▸ Problem requirements
Format the records from the line with "List all visible" to the line with "translate-label: 翻译: [221, 1421, 288, 1460]" as a numbered list, leaving out any blank lines. Include both of those lines and nothing outside that range.

[Spatial annotation records]
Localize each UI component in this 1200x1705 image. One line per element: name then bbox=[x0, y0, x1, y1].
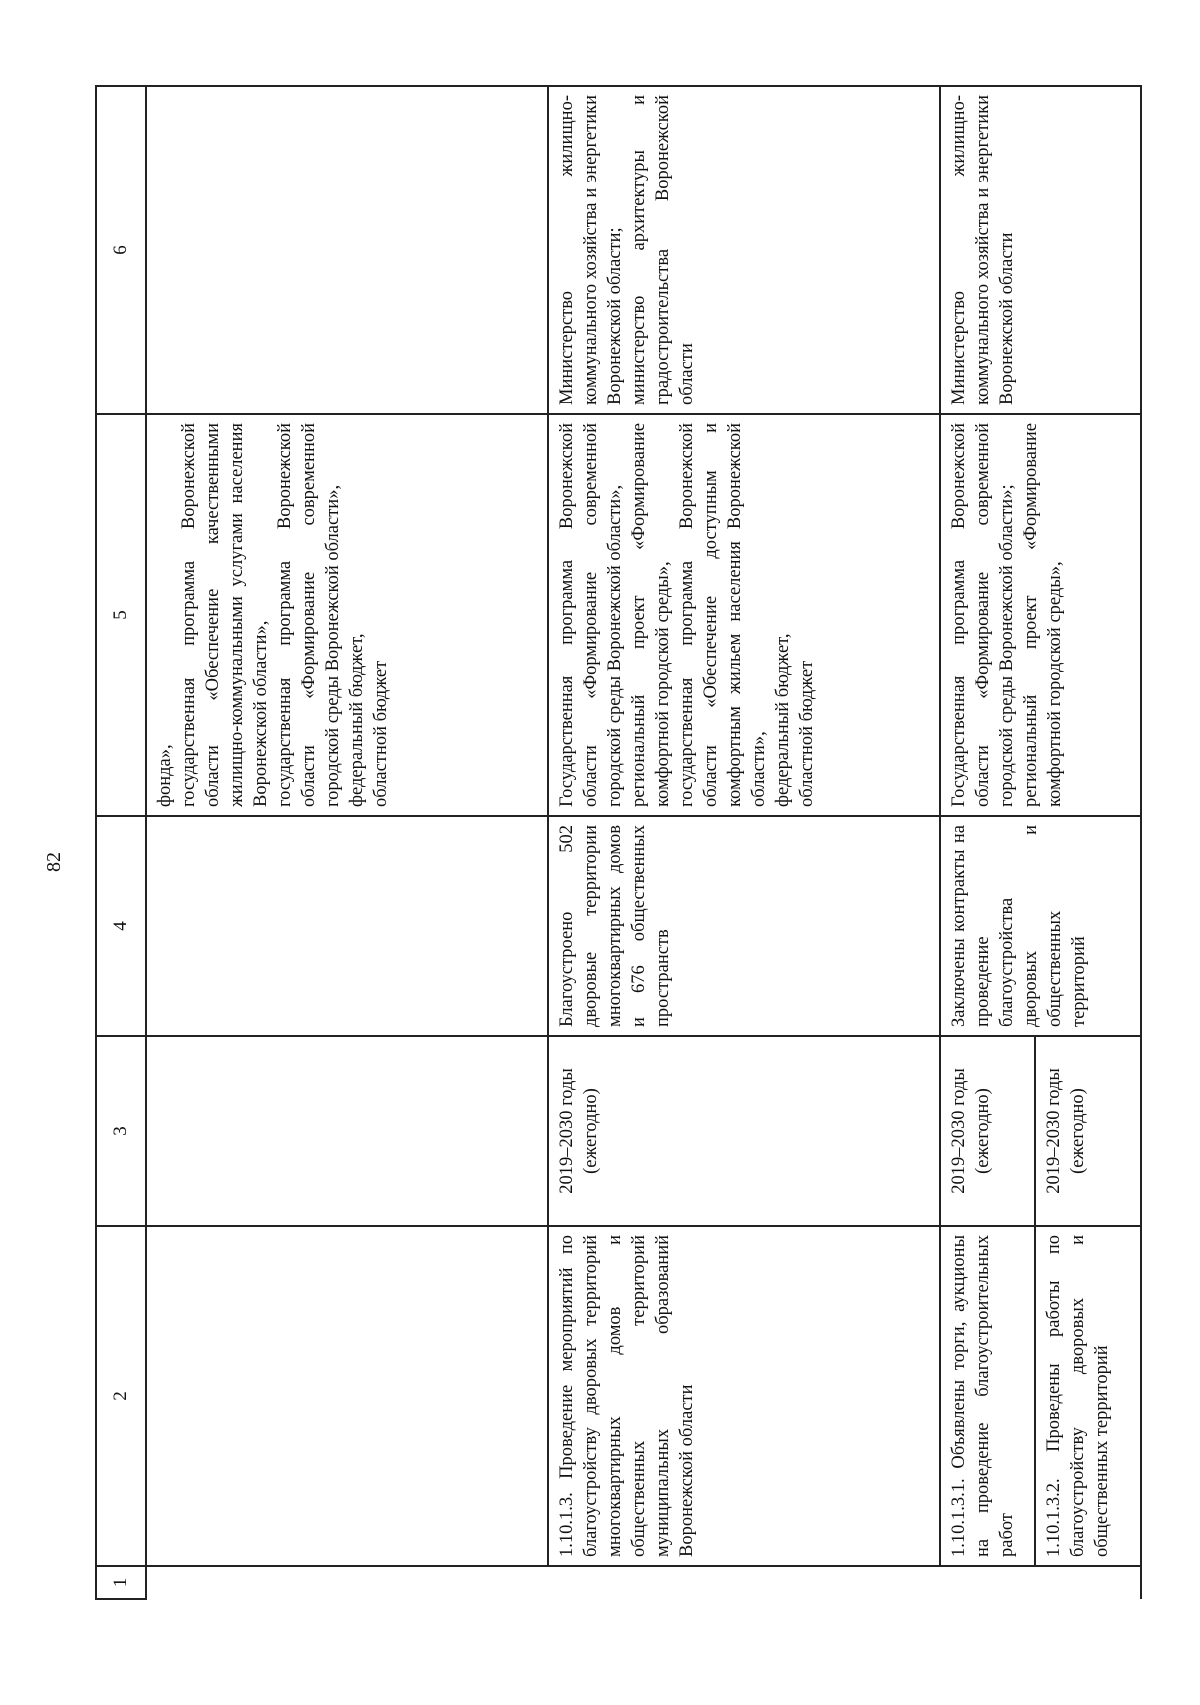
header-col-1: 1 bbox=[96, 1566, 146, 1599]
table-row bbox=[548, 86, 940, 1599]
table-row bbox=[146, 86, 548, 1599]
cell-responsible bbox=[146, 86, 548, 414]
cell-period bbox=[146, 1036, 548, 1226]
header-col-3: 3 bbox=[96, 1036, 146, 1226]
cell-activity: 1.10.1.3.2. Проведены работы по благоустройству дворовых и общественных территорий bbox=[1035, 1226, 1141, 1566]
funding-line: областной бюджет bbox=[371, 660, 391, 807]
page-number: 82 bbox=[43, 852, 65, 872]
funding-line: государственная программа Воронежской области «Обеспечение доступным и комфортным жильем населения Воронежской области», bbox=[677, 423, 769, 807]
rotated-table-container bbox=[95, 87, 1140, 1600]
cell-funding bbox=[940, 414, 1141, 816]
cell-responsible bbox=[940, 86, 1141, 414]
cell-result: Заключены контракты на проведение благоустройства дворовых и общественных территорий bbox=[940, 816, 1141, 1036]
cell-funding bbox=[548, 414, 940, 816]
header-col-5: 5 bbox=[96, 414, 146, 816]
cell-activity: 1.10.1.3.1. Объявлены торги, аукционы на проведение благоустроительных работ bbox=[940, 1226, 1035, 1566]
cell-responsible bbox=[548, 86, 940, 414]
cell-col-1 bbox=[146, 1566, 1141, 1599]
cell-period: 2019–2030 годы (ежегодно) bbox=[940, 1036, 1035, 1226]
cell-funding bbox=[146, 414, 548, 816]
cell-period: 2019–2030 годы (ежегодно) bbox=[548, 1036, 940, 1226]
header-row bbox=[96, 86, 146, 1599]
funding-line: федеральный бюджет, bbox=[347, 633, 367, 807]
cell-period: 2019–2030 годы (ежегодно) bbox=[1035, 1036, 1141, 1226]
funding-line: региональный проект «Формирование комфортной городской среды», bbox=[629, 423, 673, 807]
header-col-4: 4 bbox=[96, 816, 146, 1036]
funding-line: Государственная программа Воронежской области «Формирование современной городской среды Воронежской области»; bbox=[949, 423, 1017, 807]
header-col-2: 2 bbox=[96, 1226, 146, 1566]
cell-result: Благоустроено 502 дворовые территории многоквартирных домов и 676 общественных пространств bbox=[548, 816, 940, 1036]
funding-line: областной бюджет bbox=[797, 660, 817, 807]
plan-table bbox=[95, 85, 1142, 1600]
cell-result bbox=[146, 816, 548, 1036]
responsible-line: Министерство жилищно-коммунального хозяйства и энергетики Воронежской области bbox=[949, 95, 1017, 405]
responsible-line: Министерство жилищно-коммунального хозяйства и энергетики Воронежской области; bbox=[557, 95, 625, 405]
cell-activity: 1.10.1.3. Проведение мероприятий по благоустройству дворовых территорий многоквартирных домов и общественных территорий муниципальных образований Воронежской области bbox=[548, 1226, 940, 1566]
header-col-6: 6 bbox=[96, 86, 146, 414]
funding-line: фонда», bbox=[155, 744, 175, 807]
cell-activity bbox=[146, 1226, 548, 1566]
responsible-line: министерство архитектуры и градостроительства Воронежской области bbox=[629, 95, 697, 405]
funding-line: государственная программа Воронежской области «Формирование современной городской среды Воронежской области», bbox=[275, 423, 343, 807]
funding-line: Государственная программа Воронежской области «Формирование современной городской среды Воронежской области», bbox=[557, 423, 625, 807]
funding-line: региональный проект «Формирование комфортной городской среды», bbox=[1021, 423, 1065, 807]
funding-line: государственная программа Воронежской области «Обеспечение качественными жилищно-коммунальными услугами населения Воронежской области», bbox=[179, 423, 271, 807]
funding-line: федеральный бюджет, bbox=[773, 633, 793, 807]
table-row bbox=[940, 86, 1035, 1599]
...
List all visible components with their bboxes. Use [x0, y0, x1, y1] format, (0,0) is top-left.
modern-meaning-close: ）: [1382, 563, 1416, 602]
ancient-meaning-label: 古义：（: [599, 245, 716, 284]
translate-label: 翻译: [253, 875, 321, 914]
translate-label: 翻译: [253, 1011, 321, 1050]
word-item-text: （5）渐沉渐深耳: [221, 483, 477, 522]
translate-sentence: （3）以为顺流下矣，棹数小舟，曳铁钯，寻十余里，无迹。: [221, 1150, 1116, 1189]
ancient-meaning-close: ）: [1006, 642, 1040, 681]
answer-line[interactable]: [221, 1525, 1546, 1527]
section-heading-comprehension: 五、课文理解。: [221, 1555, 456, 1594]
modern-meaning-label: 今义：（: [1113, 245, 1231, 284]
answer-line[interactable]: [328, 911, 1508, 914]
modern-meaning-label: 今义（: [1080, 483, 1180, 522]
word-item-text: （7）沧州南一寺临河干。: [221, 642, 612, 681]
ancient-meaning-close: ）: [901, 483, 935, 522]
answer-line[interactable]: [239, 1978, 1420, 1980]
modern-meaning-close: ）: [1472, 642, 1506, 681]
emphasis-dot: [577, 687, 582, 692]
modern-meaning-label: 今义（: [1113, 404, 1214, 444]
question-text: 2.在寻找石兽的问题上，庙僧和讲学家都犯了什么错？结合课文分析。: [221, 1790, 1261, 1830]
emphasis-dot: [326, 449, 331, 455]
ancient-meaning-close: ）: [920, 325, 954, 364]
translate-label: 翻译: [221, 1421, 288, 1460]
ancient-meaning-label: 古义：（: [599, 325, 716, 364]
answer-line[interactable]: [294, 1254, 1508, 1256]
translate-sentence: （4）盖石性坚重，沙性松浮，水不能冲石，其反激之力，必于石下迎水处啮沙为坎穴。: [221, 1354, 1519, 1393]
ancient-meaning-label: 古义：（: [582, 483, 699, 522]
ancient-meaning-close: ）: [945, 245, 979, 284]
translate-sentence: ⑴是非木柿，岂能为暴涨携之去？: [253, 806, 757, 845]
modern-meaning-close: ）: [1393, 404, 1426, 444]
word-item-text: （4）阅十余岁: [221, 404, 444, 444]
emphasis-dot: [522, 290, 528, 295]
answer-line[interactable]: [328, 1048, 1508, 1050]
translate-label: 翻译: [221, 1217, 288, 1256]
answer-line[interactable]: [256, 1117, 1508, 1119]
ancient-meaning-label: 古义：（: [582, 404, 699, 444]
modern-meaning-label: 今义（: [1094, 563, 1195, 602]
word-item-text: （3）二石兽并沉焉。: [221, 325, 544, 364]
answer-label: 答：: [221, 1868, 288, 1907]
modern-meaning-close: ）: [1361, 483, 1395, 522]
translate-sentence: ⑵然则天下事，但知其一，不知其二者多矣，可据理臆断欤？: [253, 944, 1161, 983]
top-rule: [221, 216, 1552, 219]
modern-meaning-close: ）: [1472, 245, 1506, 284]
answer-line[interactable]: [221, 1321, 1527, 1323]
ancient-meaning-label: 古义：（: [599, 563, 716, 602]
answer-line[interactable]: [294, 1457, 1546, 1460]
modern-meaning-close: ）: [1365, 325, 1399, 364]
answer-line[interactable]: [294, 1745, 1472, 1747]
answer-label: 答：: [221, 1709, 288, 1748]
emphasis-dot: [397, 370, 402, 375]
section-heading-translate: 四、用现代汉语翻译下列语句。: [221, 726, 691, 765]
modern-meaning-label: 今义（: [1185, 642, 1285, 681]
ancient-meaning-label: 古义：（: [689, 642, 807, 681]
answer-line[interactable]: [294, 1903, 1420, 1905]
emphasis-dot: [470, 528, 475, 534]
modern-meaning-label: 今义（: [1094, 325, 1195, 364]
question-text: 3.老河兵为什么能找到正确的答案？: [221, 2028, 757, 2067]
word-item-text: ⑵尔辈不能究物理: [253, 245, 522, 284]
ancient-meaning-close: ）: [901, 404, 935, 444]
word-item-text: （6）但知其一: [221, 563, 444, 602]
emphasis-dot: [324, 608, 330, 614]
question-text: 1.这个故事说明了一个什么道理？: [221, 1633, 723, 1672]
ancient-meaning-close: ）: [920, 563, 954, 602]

▸ Correct output
1. List all visible components with their bboxes. Use [x0, y0, x1, y1] format, (0,0) is top-left.
2. modern-meaning-close: ）: [1382, 563, 1416, 602]
3. ancient-meaning-label: 古义：（: [599, 245, 716, 284]
4. translate-label: 翻译: [253, 875, 321, 914]
5. translate-label: 翻译: [253, 1011, 321, 1050]
6. word-item-text: （5）渐沉渐深耳: [221, 483, 477, 522]
7. translate-sentence: （3）以为顺流下矣，棹数小舟，曳铁钯，寻十余里，无迹。: [221, 1150, 1116, 1189]
8. ancient-meaning-close: ）: [1006, 642, 1040, 681]
9. answer-line[interactable]: [221, 1525, 1546, 1527]
10. section-heading-comprehension: 五、课文理解。: [221, 1555, 456, 1594]
11. modern-meaning-label: 今义：（: [1113, 245, 1231, 284]
12. answer-line[interactable]: [328, 911, 1508, 914]
13. modern-meaning-label: 今义（: [1080, 483, 1180, 522]
14. word-item-text: （7）沧州南一寺临河干。: [221, 642, 612, 681]
15. ancient-meaning-close: ）: [901, 483, 935, 522]
16. answer-line[interactable]: [239, 1978, 1420, 1980]
17. modern-meaning-close: ）: [1472, 642, 1506, 681]
18. emphasis-dot: [577, 687, 582, 692]
19. modern-meaning-label: 今义（: [1113, 404, 1214, 444]
20. question-text: 2.在寻找石兽的问题上，庙僧和讲学家都犯了什么错？结合课文分析。: [221, 1790, 1261, 1830]
21. emphasis-dot: [326, 449, 331, 455]
22. ancient-meaning-close: ）: [920, 325, 954, 364]
23. translate-label: 翻译: [221, 1421, 288, 1460]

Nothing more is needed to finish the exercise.